» **Task prompt**
Across the data below, how many lines hold "document"? Answer with that number and nothing else.

» **Provided records**
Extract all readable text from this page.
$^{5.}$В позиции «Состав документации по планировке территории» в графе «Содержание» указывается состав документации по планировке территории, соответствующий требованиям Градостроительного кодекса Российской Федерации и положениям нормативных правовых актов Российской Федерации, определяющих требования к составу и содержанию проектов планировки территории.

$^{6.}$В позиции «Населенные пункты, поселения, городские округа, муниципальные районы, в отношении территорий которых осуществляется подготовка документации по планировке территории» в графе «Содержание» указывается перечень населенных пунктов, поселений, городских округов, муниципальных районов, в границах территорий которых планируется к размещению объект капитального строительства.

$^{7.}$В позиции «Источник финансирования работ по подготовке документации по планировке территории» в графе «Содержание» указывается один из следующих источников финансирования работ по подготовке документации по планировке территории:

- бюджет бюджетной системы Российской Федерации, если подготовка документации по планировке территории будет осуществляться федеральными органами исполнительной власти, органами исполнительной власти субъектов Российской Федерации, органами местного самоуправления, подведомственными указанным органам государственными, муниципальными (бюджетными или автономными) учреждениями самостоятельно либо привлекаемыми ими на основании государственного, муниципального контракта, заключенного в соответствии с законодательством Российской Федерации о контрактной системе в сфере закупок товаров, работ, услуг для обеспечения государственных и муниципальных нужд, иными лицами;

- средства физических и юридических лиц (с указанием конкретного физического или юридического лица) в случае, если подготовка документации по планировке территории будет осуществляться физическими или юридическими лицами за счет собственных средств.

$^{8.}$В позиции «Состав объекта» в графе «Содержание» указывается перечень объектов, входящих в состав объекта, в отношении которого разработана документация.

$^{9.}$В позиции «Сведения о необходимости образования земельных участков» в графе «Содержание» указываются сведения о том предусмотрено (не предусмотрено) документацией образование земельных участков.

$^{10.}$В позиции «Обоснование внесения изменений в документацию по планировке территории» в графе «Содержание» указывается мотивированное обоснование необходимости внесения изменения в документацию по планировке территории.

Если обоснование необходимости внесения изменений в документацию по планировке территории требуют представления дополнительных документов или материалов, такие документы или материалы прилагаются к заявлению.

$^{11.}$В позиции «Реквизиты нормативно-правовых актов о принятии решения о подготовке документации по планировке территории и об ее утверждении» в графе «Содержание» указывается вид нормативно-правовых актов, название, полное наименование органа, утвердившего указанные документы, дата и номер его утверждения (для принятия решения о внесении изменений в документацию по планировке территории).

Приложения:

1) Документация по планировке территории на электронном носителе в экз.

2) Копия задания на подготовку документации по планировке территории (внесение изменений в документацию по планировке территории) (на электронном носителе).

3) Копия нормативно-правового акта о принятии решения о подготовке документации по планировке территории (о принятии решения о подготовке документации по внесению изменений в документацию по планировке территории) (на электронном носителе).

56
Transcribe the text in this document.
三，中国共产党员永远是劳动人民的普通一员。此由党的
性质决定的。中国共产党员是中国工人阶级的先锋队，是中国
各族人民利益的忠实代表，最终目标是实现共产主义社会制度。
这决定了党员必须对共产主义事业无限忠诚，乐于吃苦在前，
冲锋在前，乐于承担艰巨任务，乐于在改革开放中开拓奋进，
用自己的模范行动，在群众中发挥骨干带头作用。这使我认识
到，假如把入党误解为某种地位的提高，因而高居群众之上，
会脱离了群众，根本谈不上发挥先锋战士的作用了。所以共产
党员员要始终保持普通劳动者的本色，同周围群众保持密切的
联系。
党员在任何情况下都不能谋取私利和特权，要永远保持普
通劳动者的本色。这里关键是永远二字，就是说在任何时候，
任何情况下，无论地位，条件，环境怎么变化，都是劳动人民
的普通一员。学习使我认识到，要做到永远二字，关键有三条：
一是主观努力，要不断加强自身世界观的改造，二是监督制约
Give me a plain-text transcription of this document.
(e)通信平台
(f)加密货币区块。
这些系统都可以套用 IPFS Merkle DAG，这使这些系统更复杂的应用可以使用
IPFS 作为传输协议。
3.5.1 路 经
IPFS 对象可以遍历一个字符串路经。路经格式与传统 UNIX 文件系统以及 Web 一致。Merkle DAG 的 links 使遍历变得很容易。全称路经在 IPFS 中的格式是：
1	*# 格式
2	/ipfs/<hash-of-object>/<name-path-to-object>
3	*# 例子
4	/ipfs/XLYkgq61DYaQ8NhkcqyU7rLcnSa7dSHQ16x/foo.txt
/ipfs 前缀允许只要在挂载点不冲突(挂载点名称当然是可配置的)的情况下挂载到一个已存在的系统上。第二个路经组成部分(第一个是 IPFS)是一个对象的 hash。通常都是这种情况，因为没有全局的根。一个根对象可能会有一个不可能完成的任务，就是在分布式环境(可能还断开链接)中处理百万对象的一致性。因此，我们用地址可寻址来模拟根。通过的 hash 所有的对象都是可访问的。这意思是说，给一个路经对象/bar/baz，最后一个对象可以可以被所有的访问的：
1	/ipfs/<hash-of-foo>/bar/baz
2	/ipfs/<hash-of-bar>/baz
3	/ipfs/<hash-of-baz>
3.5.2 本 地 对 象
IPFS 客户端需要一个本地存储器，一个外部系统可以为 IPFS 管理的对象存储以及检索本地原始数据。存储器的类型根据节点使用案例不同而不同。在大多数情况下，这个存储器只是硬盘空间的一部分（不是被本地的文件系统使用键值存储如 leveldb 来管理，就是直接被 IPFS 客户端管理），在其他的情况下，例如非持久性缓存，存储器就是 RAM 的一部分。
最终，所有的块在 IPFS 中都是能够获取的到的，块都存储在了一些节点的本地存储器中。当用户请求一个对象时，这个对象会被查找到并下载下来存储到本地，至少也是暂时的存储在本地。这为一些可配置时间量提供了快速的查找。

» **Full answer**
2